--- begin ---
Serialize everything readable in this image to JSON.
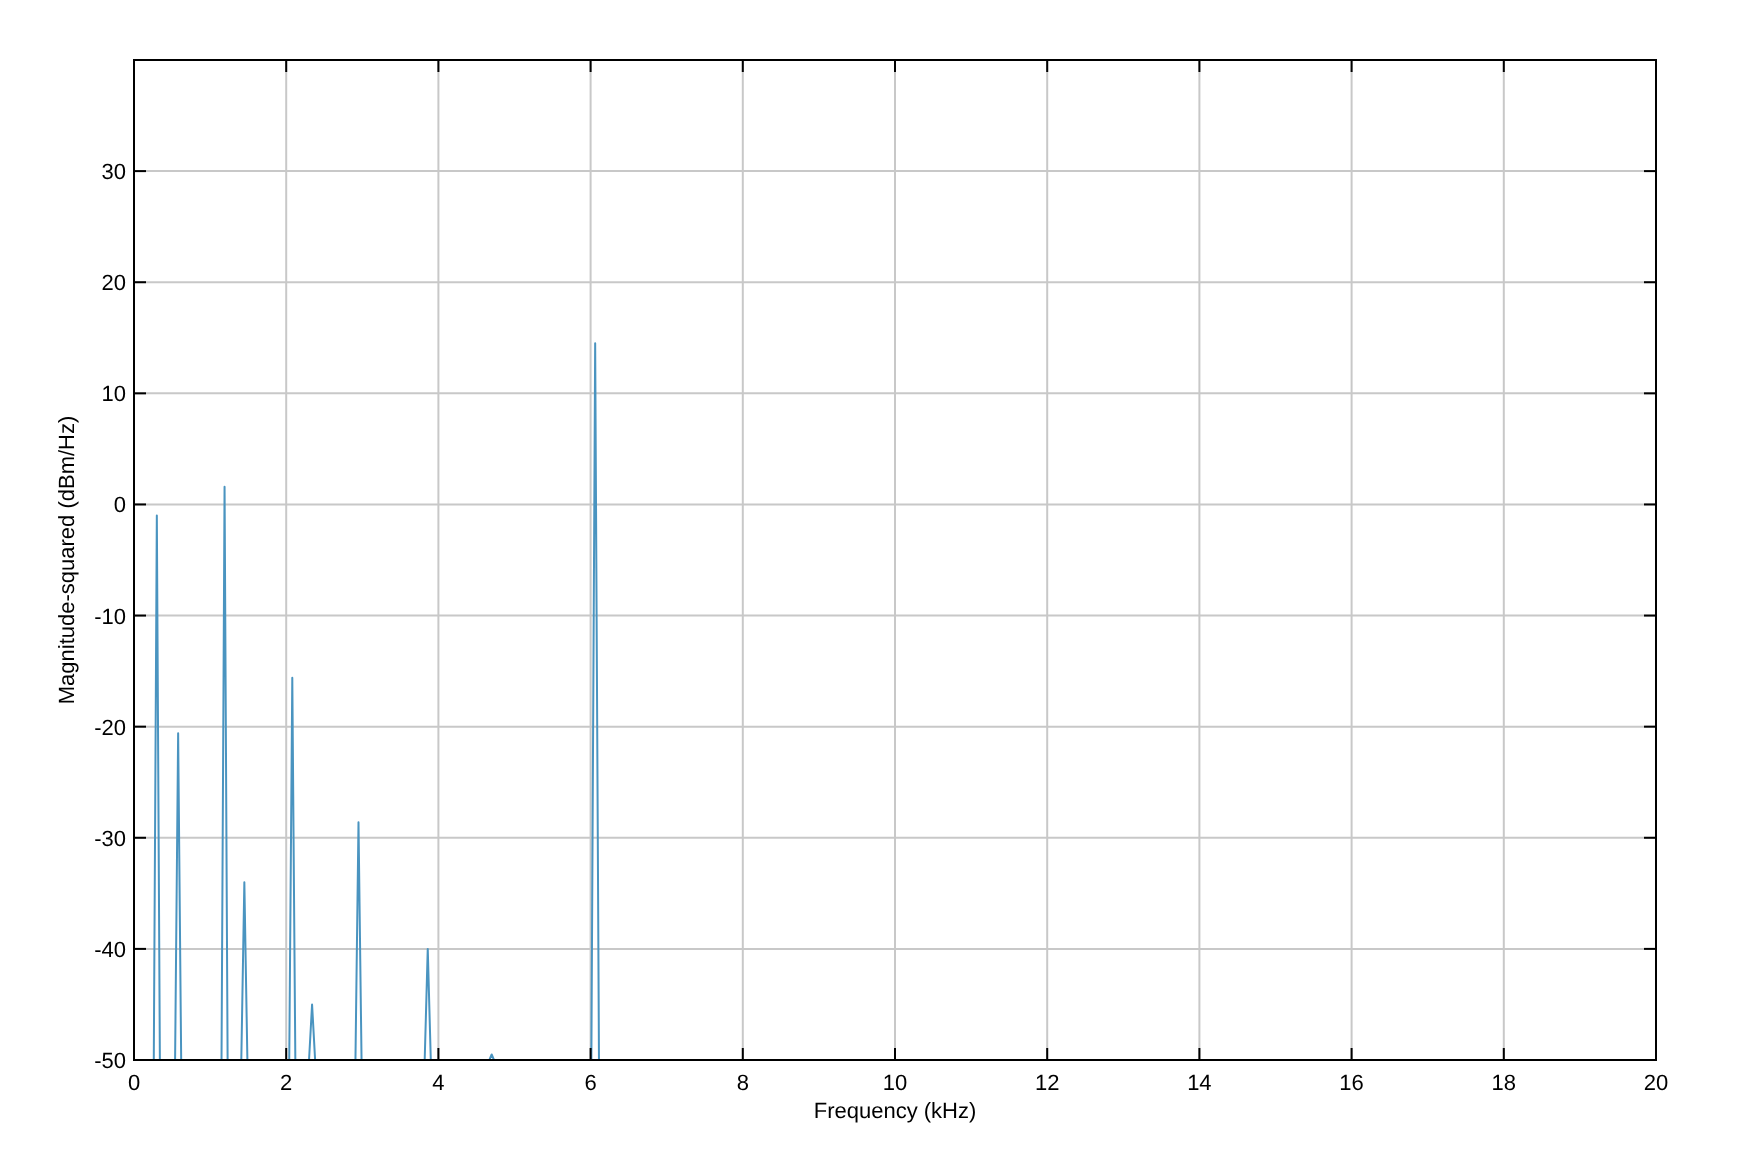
{
  "chart_data": {
    "type": "line",
    "xlabel": "Frequency (kHz)",
    "ylabel": "Magnitude-squared (dBm/Hz)",
    "x": [
      0.26,
      0.3,
      0.34,
      0.54,
      0.58,
      0.62,
      1.15,
      1.19,
      1.23,
      1.41,
      1.45,
      1.49,
      2.04,
      2.08,
      2.12,
      2.3,
      2.34,
      2.38,
      2.91,
      2.95,
      2.99,
      3.82,
      3.86,
      3.9,
      4.67,
      4.7,
      4.73,
      6.01,
      6.06,
      6.11
    ],
    "series": [
      {
        "color": "#4a94c0",
        "values": [
          -50,
          -1,
          -50,
          -50,
          -20.6,
          -50,
          -50,
          1.6,
          -50,
          -50,
          -34,
          -50,
          -50,
          -15.6,
          -50,
          -50,
          -45,
          -50,
          -50,
          -28.6,
          -50,
          -50,
          -40,
          -50,
          -50,
          -49.5,
          -50,
          -50,
          14.5,
          -50
        ]
      }
    ],
    "xlim": [
      0,
      20
    ],
    "xticks": [
      0,
      2,
      4,
      6,
      8,
      10,
      12,
      14,
      16,
      18,
      20
    ],
    "ylim": [
      -50,
      40
    ],
    "yticks": [
      -50,
      -40,
      -30,
      -20,
      -10,
      0,
      10,
      20,
      30
    ],
    "grid": true,
    "marker": "none",
    "line_style": "solid"
  }
}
--- end ---
Set exercise =>
Replicate the material above verbatim; images stay out of the copy.

Solution =>
Serialize everything readable in this image to JSON.
{
  "chart_data": {
    "type": "line",
    "xlabel": "Frequency (kHz)",
    "ylabel": "Magnitude-squared (dBm/Hz)",
    "x": [
      0.26,
      0.3,
      0.34,
      0.54,
      0.58,
      0.62,
      1.15,
      1.19,
      1.23,
      1.41,
      1.45,
      1.49,
      2.04,
      2.08,
      2.12,
      2.3,
      2.34,
      2.38,
      2.91,
      2.95,
      2.99,
      3.82,
      3.86,
      3.9,
      4.67,
      4.7,
      4.73,
      6.01,
      6.06,
      6.11
    ],
    "series": [
      {
        "color": "#4a94c0",
        "values": [
          -50,
          -1,
          -50,
          -50,
          -20.6,
          -50,
          -50,
          1.6,
          -50,
          -50,
          -34,
          -50,
          -50,
          -15.6,
          -50,
          -50,
          -45,
          -50,
          -50,
          -28.6,
          -50,
          -50,
          -40,
          -50,
          -50,
          -49.5,
          -50,
          -50,
          14.5,
          -50
        ]
      }
    ],
    "xlim": [
      0,
      20
    ],
    "xticks": [
      0,
      2,
      4,
      6,
      8,
      10,
      12,
      14,
      16,
      18,
      20
    ],
    "ylim": [
      -50,
      40
    ],
    "yticks": [
      -50,
      -40,
      -30,
      -20,
      -10,
      0,
      10,
      20,
      30
    ],
    "grid": true,
    "marker": "none",
    "line_style": "solid"
  }
}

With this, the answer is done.